Records for the exercise:
┏━━

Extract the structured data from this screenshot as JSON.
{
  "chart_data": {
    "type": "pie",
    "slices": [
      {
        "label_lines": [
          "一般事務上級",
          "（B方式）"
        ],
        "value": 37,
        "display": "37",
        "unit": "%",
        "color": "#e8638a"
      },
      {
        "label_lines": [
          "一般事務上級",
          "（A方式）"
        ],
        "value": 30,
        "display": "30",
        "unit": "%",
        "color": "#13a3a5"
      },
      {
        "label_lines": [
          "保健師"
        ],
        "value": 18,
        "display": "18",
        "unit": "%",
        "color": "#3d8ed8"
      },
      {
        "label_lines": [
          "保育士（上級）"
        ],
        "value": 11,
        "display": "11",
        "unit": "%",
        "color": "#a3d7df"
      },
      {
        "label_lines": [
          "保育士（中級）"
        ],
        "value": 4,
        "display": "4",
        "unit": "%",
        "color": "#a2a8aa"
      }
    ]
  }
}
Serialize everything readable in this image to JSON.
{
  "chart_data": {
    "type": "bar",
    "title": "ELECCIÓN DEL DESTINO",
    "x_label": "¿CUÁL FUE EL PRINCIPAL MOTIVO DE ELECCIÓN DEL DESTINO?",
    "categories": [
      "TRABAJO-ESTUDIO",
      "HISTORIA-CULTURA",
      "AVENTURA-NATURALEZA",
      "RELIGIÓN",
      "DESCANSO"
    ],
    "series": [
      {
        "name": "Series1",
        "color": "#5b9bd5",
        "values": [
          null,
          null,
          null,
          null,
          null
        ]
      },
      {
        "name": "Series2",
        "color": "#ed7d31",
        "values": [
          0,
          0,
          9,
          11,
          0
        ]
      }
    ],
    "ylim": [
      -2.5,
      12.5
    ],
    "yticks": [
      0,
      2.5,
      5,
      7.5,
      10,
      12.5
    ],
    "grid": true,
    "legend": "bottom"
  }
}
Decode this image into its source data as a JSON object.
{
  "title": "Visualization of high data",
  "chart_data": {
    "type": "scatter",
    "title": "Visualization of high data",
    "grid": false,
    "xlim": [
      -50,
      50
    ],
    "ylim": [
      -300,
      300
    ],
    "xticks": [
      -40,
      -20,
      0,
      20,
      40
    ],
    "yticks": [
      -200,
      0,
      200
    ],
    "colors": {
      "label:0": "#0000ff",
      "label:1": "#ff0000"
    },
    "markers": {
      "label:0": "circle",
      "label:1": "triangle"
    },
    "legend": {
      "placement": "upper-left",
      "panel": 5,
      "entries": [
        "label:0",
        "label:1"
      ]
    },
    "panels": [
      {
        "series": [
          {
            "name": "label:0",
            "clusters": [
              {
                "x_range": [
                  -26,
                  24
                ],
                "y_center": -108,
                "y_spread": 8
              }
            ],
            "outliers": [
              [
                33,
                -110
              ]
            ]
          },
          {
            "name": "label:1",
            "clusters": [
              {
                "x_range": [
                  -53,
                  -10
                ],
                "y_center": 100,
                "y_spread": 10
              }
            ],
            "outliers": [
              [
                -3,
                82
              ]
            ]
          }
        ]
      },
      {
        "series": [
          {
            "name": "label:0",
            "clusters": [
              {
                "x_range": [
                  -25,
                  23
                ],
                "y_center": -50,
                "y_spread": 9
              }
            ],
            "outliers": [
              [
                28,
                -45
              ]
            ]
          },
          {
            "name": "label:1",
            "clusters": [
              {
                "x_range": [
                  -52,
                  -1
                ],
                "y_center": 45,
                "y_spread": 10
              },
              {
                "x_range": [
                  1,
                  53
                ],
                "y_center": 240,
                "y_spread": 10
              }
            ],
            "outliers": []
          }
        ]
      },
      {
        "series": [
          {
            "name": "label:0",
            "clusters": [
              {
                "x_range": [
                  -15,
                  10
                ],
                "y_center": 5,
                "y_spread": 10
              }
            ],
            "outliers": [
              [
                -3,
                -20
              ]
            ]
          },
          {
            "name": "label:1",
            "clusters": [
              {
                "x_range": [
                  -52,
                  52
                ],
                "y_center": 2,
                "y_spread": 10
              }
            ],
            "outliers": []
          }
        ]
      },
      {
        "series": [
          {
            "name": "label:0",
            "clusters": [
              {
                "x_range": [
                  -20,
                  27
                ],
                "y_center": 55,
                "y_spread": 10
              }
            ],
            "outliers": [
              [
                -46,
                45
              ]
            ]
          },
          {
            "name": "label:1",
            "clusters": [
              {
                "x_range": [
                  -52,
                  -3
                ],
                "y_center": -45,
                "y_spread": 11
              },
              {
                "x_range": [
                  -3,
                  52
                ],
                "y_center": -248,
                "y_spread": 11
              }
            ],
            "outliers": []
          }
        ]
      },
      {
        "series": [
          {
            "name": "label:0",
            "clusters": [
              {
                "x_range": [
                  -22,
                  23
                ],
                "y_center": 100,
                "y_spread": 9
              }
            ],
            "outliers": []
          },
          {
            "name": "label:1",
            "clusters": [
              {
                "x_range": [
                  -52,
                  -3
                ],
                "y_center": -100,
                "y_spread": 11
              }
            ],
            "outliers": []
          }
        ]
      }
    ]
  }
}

┗━━

The request:
Copy all the records above precisely.

Completed task:
Extract the structured data from this screenshot as JSON.
{
  "chart_data": {
    "type": "pie",
    "slices": [
      {
        "label_lines": [
          "一般事務上級",
          "（B方式）"
        ],
        "value": 37,
        "display": "37",
        "unit": "%",
        "color": "#e8638a"
      },
      {
        "label_lines": [
          "一般事務上級",
          "（A方式）"
        ],
        "value": 30,
        "display": "30",
        "unit": "%",
        "color": "#13a3a5"
      },
      {
        "label_lines": [
          "保健師"
        ],
        "value": 18,
        "display": "18",
        "unit": "%",
        "color": "#3d8ed8"
      },
      {
        "label_lines": [
          "保育士（上級）"
        ],
        "value": 11,
        "display": "11",
        "unit": "%",
        "color": "#a3d7df"
      },
      {
        "label_lines": [
          "保育士（中級）"
        ],
        "value": 4,
        "display": "4",
        "unit": "%",
        "color": "#a2a8aa"
      }
    ]
  }
}
Serialize everything readable in this image to JSON.
{
  "chart_data": {
    "type": "bar",
    "title": "ELECCIÓN DEL DESTINO",
    "x_label": "¿CUÁL FUE EL PRINCIPAL MOTIVO DE ELECCIÓN DEL DESTINO?",
    "categories": [
      "TRABAJO-ESTUDIO",
      "HISTORIA-CULTURA",
      "AVENTURA-NATURALEZA",
      "RELIGIÓN",
      "DESCANSO"
    ],
    "series": [
      {
        "name": "Series1",
        "color": "#5b9bd5",
        "values": [
          null,
          null,
          null,
          null,
          null
        ]
      },
      {
        "name": "Series2",
        "color": "#ed7d31",
        "values": [
          0,
          0,
          9,
          11,
          0
        ]
      }
    ],
    "ylim": [
      -2.5,
      12.5
    ],
    "yticks": [
      0,
      2.5,
      5,
      7.5,
      10,
      12.5
    ],
    "grid": true,
    "legend": "bottom"
  }
}
Decode this image into its source data as a JSON object.
{
  "title": "Visualization of high data",
  "chart_data": {
    "type": "scatter",
    "title": "Visualization of high data",
    "grid": false,
    "xlim": [
      -50,
      50
    ],
    "ylim": [
      -300,
      300
    ],
    "xticks": [
      -40,
      -20,
      0,
      20,
      40
    ],
    "yticks": [
      -200,
      0,
      200
    ],
    "colors": {
      "label:0": "#0000ff",
      "label:1": "#ff0000"
    },
    "markers": {
      "label:0": "circle",
      "label:1": "triangle"
    },
    "legend": {
      "placement": "upper-left",
      "panel": 5,
      "entries": [
        "label:0",
        "label:1"
      ]
    },
    "panels": [
      {
        "series": [
          {
            "name": "label:0",
            "clusters": [
              {
                "x_range": [
                  -26,
                  24
                ],
                "y_center": -108,
                "y_spread": 8
              }
            ],
            "outliers": [
              [
                33,
                -110
              ]
            ]
          },
          {
            "name": "label:1",
            "clusters": [
              {
                "x_range": [
                  -53,
                  -10
                ],
                "y_center": 100,
                "y_spread": 10
              }
            ],
            "outliers": [
              [
                -3,
                82
              ]
            ]
          }
        ]
      },
      {
        "series": [
          {
            "name": "label:0",
            "clusters": [
              {
                "x_range": [
                  -25,
                  23
                ],
                "y_center": -50,
                "y_spread": 9
              }
            ],
            "outliers": [
              [
                28,
                -45
              ]
            ]
          },
          {
            "name": "label:1",
            "clusters": [
              {
                "x_range": [
                  -52,
                  -1
                ],
                "y_center": 45,
                "y_spread": 10
              },
              {
                "x_range": [
                  1,
                  53
                ],
                "y_center": 240,
                "y_spread": 10
              }
            ],
            "outliers": []
          }
        ]
      },
      {
        "series": [
          {
            "name": "label:0",
            "clusters": [
              {
                "x_range": [
                  -15,
                  10
                ],
                "y_center": 5,
                "y_spread": 10
              }
            ],
            "outliers": [
              [
                -3,
                -20
              ]
            ]
          },
          {
            "name": "label:1",
            "clusters": [
              {
                "x_range": [
                  -52,
                  52
                ],
                "y_center": 2,
                "y_spread": 10
              }
            ],
            "outliers": []
          }
        ]
      },
      {
        "series": [
          {
            "name": "label:0",
            "clusters": [
              {
                "x_range": [
                  -20,
                  27
                ],
                "y_center": 55,
                "y_spread": 10
              }
            ],
            "outliers": [
              [
                -46,
                45
              ]
            ]
          },
          {
            "name": "label:1",
            "clusters": [
              {
                "x_range": [
                  -52,
                  -3
                ],
                "y_center": -45,
                "y_spread": 11
              },
              {
                "x_range": [
                  -3,
                  52
                ],
                "y_center": -248,
                "y_spread": 11
              }
            ],
            "outliers": []
          }
        ]
      },
      {
        "series": [
          {
            "name": "label:0",
            "clusters": [
              {
                "x_range": [
                  -22,
                  23
                ],
                "y_center": 100,
                "y_spread": 9
              }
            ],
            "outliers": []
          },
          {
            "name": "label:1",
            "clusters": [
              {
                "x_range": [
                  -52,
                  -3
                ],
                "y_center": -100,
                "y_spread": 11
              }
            ],
            "outliers": []
          }
        ]
      }
    ]
  }
}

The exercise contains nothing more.